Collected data
┄┄┄┄┄┄┄┄┄┄┄┄┄┄┄┄┄┄┄┄

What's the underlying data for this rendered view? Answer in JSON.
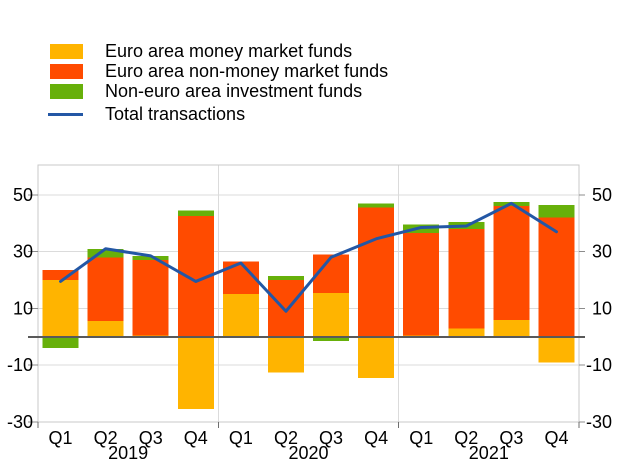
{
  "legend": {
    "items": [
      {
        "label": "Euro area money market funds",
        "swatch": "rect",
        "color": "#FFB400"
      },
      {
        "label": "Euro area non-money market funds",
        "swatch": "rect",
        "color": "#FF4B00"
      },
      {
        "label": "Non-euro area investment funds",
        "swatch": "rect",
        "color": "#67B00A"
      },
      {
        "label": "Total transactions",
        "swatch": "line",
        "color": "#2357A5"
      }
    ]
  },
  "chart_data": {
    "type": "bar",
    "stacked": true,
    "title": "",
    "categories": [
      "Q1",
      "Q2",
      "Q3",
      "Q4",
      "Q1",
      "Q2",
      "Q3",
      "Q4",
      "Q1",
      "Q2",
      "Q3",
      "Q4"
    ],
    "year_groups": [
      {
        "label": "2019",
        "start": 0,
        "end": 3
      },
      {
        "label": "2020",
        "start": 4,
        "end": 7
      },
      {
        "label": "2021",
        "start": 8,
        "end": 11
      }
    ],
    "series": [
      {
        "name": "Euro area money market funds",
        "color": "#FFB400",
        "values": [
          20,
          5.5,
          0.5,
          -25.5,
          15,
          -12.5,
          15.5,
          -14.5,
          0.5,
          3,
          6,
          -9
        ]
      },
      {
        "name": "Euro area non-money market funds",
        "color": "#FF4B00",
        "values": [
          3.5,
          22.5,
          26.5,
          42.5,
          11.5,
          20,
          13.5,
          45.5,
          36,
          35,
          40,
          42
        ]
      },
      {
        "name": "Non-euro area investment funds",
        "color": "#67B00A",
        "values": [
          -4,
          3,
          1.5,
          2,
          -0.5,
          1.5,
          -1.5,
          1.5,
          3,
          2.5,
          1.5,
          4.5
        ]
      }
    ],
    "line_series": {
      "name": "Total transactions",
      "color": "#2357A5",
      "values": [
        19.5,
        31,
        28.5,
        19.5,
        26,
        9,
        28,
        34.5,
        38.5,
        39,
        47,
        37
      ]
    },
    "yticks": [
      -30,
      -10,
      10,
      30,
      50
    ],
    "ylim": [
      -30,
      60.5
    ],
    "grid": true,
    "legend_position": "top-left",
    "colors": {
      "grid": "#DBDBDB",
      "border": "#C9C9C9",
      "zero_line": "#595959",
      "tick": "#8C8C8C",
      "text": "#000000",
      "background": "#FFFFFF"
    }
  }
}
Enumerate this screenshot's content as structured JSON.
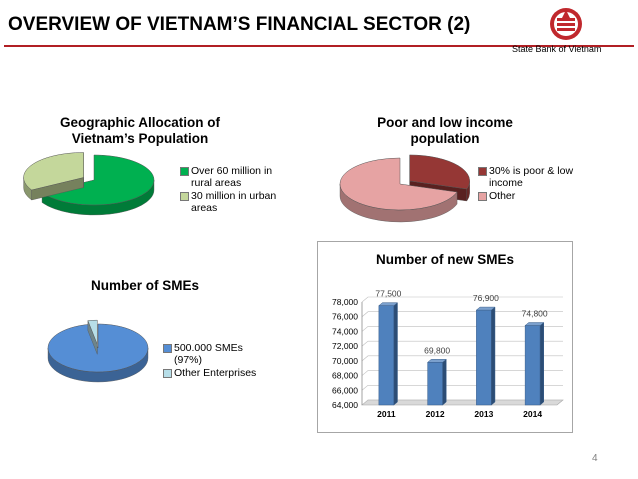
{
  "header": {
    "title": "OVERVIEW OF VIETNAM’S FINANCIAL SECTOR (2)",
    "bank_name": "State Bank of Vietnam",
    "page_number": "4"
  },
  "chart_data": [
    {
      "type": "pie",
      "title": "Geographic Allocation of Vietnam’s Population",
      "categories": [
        "Over 60 million in rural areas",
        "30 million in urban areas"
      ],
      "values": [
        60,
        30
      ],
      "colors": [
        "#00b050",
        "#c4d79b"
      ],
      "exploded": [
        false,
        true
      ],
      "legend_position": "right"
    },
    {
      "type": "pie",
      "title": "Poor and low income population",
      "categories": [
        "30% is poor & low income",
        "Other"
      ],
      "values": [
        30,
        70
      ],
      "colors": [
        "#953735",
        "#e6a3a3"
      ],
      "exploded": [
        true,
        false
      ],
      "legend_position": "right"
    },
    {
      "type": "pie",
      "title": "Number of SMEs",
      "categories": [
        "500.000 SMEs (97%)",
        "Other Enterprises"
      ],
      "values": [
        97,
        3
      ],
      "colors": [
        "#558ed5",
        "#b7dee8"
      ],
      "exploded": [
        false,
        true
      ],
      "legend_position": "right"
    },
    {
      "type": "bar",
      "title": "Number of new SMEs",
      "categories": [
        "2011",
        "2012",
        "2013",
        "2014"
      ],
      "values": [
        77500,
        69800,
        76900,
        74800
      ],
      "data_labels": [
        "77,500",
        "69,800",
        "76,900",
        "74,800"
      ],
      "ylim": [
        64000,
        78000
      ],
      "y_ticks": [
        "64,000",
        "66,000",
        "68,000",
        "70,000",
        "72,000",
        "74,000",
        "76,000",
        "78,000"
      ],
      "y_tick_values": [
        64000,
        66000,
        68000,
        70000,
        72000,
        74000,
        76000,
        78000
      ],
      "grid": true,
      "bar_color": "#4f81bd"
    }
  ]
}
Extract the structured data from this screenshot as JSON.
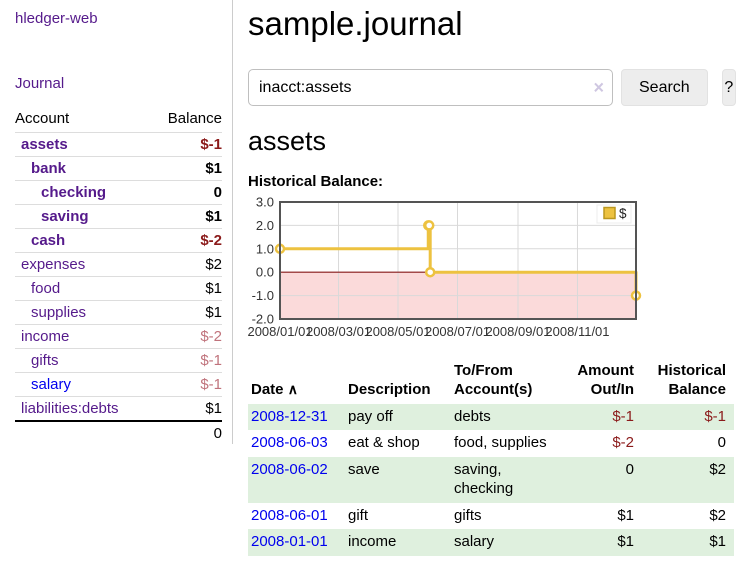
{
  "app": {
    "title": "hledger-web"
  },
  "sidebar": {
    "journal_label": "Journal",
    "accounts_table": {
      "headers": {
        "account": "Account",
        "balance": "Balance"
      },
      "rows": [
        {
          "label": "assets",
          "indent": 0,
          "bold": true,
          "link_color": "purple",
          "balance": "$-1",
          "balance_style": "neg-dark",
          "balance_bold": true
        },
        {
          "label": "bank",
          "indent": 1,
          "bold": true,
          "link_color": "purple",
          "balance": "$1",
          "balance_style": "normal",
          "balance_bold": true
        },
        {
          "label": "checking",
          "indent": 2,
          "bold": true,
          "link_color": "purple",
          "balance": "0",
          "balance_style": "normal",
          "balance_bold": true
        },
        {
          "label": "saving",
          "indent": 2,
          "bold": true,
          "link_color": "purple",
          "balance": "$1",
          "balance_style": "normal",
          "balance_bold": true
        },
        {
          "label": "cash",
          "indent": 1,
          "bold": true,
          "link_color": "purple",
          "balance": "$-2",
          "balance_style": "neg-dark",
          "balance_bold": true
        },
        {
          "label": "expenses",
          "indent": 0,
          "bold": false,
          "link_color": "purple",
          "balance": "$2",
          "balance_style": "normal",
          "balance_bold": false
        },
        {
          "label": "food",
          "indent": 1,
          "bold": false,
          "link_color": "purple",
          "balance": "$1",
          "balance_style": "normal",
          "balance_bold": false
        },
        {
          "label": "supplies",
          "indent": 1,
          "bold": false,
          "link_color": "purple",
          "balance": "$1",
          "balance_style": "normal",
          "balance_bold": false
        },
        {
          "label": "income",
          "indent": 0,
          "bold": false,
          "link_color": "purple",
          "balance": "$-2",
          "balance_style": "neg-muted",
          "balance_bold": false
        },
        {
          "label": "gifts",
          "indent": 1,
          "bold": false,
          "link_color": "purple",
          "balance": "$-1",
          "balance_style": "neg-muted",
          "balance_bold": false
        },
        {
          "label": "salary",
          "indent": 1,
          "bold": false,
          "link_color": "blue",
          "balance": "$-1",
          "balance_style": "neg-muted",
          "balance_bold": false
        },
        {
          "label": "liabilities:debts",
          "indent": 0,
          "bold": false,
          "link_color": "purple",
          "balance": "$1",
          "balance_style": "normal",
          "balance_bold": false
        }
      ],
      "total": "0"
    }
  },
  "header": {
    "title": "sample.journal"
  },
  "search": {
    "value": "inacct:assets",
    "clear_icon": "×",
    "button_label": "Search",
    "help_label": "?"
  },
  "main": {
    "account_heading": "assets",
    "chart_label": "Historical Balance:"
  },
  "chart_data": {
    "type": "line",
    "title": "Historical Balance:",
    "step": true,
    "series": [
      {
        "name": "$",
        "color": "#edc240",
        "points": [
          [
            "2008-01-01",
            1
          ],
          [
            "2008-06-01",
            2
          ],
          [
            "2008-06-02",
            2
          ],
          [
            "2008-06-03",
            0
          ],
          [
            "2008-12-31",
            -1
          ]
        ]
      }
    ],
    "xlim": [
      "2008-01-01",
      "2008-12-31"
    ],
    "ylim": [
      -2,
      3
    ],
    "yticks": [
      3.0,
      2.0,
      1.0,
      0.0,
      -1.0,
      -2.0
    ],
    "xtick_labels": [
      "2008/01/01",
      "2008/03/01",
      "2008/05/01",
      "2008/07/01",
      "2008/09/01",
      "2008/11/01"
    ],
    "legend_position": "top-right",
    "grid": true,
    "negative_region_fill": "#fbdada",
    "zero_line_color": "#8b1a1a"
  },
  "transactions": {
    "headers": {
      "date": "Date",
      "description": "Description",
      "accounts": "To/From Account(s)",
      "amount": "Amount Out/In",
      "balance": "Historical Balance"
    },
    "sort_icon": "∧",
    "rows": [
      {
        "date": "2008-12-31",
        "description": "pay off",
        "accounts": "debts",
        "amount": "$-1",
        "amount_negative": true,
        "balance": "$-1",
        "balance_negative": true
      },
      {
        "date": "2008-06-03",
        "description": "eat & shop",
        "accounts": "food, supplies",
        "amount": "$-2",
        "amount_negative": true,
        "balance": "0",
        "balance_negative": false
      },
      {
        "date": "2008-06-02",
        "description": "save",
        "accounts": "saving, checking",
        "amount": "0",
        "amount_negative": false,
        "balance": "$2",
        "balance_negative": false
      },
      {
        "date": "2008-06-01",
        "description": "gift",
        "accounts": "gifts",
        "amount": "$1",
        "amount_negative": false,
        "balance": "$2",
        "balance_negative": false
      },
      {
        "date": "2008-01-01",
        "description": "income",
        "accounts": "salary",
        "amount": "$1",
        "amount_negative": false,
        "balance": "$1",
        "balance_negative": false
      }
    ]
  },
  "colors": {
    "link_purple": "#551a8b",
    "link_blue": "#0000ee",
    "negative_dark": "#8b1a1a",
    "negative_muted": "#c0737c",
    "row_stripe_green": "#dff0de",
    "series_gold": "#edc240",
    "chart_negative_fill": "#fbdada",
    "chart_zero_line": "#8b1a1a",
    "chart_border": "#545454",
    "chart_grid": "#d9d9d9"
  }
}
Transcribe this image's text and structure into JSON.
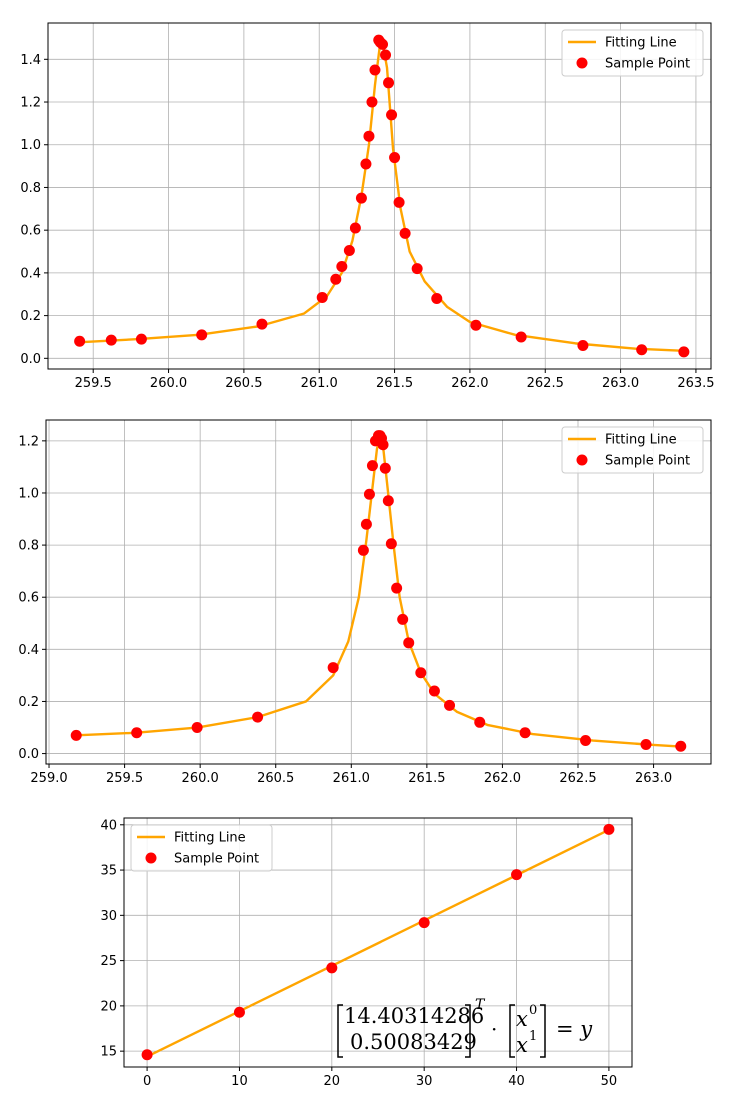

┄┄┄┄┄┄┄┄┄┄┄┄┄┄┄┄┄┄┄┄

* [Given problem] Gather each line of the listing containing the word "description" and show it.

* [Response]
      "description": "Description",
        "description": "pay off",
        "description": "eat & shop",
        "description": "save",
        "description": "gift",
        "description": "income",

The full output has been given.